* Begin *
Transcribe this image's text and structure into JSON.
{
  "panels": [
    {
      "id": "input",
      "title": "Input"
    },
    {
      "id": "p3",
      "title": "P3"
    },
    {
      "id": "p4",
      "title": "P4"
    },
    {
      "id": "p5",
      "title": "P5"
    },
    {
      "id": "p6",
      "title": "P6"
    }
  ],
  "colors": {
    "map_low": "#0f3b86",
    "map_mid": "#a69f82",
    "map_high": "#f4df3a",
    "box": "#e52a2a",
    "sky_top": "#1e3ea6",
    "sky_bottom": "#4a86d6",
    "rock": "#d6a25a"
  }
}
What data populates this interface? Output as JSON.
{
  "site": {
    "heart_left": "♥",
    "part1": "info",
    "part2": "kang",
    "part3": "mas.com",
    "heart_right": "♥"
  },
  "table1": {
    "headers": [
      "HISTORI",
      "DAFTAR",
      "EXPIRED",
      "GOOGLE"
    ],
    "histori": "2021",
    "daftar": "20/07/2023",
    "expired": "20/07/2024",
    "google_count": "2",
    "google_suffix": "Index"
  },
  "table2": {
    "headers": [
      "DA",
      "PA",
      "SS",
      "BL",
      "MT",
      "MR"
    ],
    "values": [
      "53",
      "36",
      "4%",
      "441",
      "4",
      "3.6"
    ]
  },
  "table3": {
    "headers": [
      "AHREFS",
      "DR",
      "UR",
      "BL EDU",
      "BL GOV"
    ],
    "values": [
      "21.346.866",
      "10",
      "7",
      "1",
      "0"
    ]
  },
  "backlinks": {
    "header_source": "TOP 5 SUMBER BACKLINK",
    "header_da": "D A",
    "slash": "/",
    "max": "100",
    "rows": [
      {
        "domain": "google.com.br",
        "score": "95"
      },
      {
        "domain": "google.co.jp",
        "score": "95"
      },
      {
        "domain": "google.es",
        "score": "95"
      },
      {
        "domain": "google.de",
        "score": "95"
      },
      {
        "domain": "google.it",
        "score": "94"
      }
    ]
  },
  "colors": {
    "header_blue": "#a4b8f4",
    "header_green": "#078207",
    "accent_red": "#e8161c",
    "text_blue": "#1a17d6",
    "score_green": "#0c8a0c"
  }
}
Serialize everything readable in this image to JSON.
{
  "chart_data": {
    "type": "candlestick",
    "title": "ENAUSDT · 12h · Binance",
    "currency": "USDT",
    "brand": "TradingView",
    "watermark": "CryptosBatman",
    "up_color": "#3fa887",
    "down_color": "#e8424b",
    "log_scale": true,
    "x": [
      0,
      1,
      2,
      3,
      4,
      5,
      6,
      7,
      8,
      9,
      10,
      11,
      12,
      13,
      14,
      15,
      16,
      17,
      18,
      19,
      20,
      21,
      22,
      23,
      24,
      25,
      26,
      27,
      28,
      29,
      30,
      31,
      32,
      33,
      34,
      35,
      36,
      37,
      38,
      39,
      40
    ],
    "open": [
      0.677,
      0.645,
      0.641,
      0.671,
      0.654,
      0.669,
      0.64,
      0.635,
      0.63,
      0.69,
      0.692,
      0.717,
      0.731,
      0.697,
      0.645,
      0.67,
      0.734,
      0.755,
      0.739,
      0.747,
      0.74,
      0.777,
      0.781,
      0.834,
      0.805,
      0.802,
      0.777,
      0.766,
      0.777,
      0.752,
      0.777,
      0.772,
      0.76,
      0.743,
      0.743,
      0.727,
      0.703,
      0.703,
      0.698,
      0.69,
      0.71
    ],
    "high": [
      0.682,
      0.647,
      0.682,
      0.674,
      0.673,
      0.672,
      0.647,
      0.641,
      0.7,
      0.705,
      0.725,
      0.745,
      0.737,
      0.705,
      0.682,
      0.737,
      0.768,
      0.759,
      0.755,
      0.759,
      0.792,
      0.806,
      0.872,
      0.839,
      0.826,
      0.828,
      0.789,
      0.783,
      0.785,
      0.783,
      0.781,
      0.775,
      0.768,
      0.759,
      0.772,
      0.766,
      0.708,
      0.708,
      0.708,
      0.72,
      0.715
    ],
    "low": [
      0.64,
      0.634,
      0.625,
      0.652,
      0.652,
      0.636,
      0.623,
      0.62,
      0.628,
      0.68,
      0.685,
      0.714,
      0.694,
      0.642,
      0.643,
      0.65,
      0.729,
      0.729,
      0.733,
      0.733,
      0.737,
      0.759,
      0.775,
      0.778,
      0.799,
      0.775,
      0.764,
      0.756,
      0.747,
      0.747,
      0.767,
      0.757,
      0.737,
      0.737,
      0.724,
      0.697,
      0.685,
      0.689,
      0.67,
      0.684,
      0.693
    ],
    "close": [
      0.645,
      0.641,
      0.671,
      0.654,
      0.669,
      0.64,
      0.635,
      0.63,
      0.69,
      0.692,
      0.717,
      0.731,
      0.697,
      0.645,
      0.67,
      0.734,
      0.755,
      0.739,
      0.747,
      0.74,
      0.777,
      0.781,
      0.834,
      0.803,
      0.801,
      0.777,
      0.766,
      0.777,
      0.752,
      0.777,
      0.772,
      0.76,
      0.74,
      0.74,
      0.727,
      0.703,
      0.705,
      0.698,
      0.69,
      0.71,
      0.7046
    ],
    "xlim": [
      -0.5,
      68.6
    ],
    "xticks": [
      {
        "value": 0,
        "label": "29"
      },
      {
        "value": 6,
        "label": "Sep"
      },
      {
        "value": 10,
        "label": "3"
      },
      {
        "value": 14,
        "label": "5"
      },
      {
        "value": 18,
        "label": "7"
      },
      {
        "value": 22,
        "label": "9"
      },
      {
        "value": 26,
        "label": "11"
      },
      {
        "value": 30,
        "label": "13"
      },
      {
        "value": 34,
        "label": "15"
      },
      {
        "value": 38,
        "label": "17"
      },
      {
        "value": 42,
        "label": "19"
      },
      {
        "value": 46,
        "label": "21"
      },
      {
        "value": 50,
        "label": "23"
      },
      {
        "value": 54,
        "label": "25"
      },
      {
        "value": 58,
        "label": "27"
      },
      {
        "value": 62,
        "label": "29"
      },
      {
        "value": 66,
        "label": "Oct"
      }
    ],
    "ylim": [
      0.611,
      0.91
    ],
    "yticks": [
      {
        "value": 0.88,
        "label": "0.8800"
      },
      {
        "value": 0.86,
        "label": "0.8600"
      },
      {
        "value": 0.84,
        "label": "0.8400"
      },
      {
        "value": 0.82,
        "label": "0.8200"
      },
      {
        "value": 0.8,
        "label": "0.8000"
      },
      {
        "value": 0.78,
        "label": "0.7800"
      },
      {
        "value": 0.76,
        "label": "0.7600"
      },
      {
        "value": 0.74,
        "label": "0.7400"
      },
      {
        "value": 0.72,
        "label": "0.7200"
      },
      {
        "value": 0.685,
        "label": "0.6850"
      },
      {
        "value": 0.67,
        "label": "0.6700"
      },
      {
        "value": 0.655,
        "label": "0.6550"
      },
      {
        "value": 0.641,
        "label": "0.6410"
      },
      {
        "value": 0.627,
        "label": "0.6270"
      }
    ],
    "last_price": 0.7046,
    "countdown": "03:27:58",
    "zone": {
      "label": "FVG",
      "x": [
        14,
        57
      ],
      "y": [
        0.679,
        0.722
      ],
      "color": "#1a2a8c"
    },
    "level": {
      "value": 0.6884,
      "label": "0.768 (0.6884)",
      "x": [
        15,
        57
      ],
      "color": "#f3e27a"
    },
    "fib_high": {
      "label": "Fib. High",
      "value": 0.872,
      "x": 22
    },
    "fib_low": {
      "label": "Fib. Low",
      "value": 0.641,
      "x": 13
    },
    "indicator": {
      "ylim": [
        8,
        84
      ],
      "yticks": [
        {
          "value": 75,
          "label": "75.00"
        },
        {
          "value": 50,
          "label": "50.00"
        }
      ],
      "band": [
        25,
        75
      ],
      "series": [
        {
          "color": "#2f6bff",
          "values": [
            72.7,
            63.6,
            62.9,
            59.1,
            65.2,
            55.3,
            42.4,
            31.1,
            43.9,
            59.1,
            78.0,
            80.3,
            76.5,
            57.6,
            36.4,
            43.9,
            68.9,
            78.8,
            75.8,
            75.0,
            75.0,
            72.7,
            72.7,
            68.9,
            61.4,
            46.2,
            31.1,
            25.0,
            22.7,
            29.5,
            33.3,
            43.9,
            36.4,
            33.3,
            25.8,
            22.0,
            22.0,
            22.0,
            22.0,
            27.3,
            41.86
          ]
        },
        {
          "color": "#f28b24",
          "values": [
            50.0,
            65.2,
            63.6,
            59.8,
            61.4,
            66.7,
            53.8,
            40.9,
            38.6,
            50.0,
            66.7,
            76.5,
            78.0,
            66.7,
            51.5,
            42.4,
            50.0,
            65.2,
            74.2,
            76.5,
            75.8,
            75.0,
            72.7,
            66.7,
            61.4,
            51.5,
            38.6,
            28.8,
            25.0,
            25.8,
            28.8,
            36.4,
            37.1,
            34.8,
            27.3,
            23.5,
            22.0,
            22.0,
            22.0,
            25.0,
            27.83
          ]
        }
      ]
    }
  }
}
* End *
▶ [Written request] Pick out the lines containing the word "image" and show them.

▶ [Response to the exercise]
Transcribe this image's text and structure into JSON.
Serialize everything readable in this image to JSON.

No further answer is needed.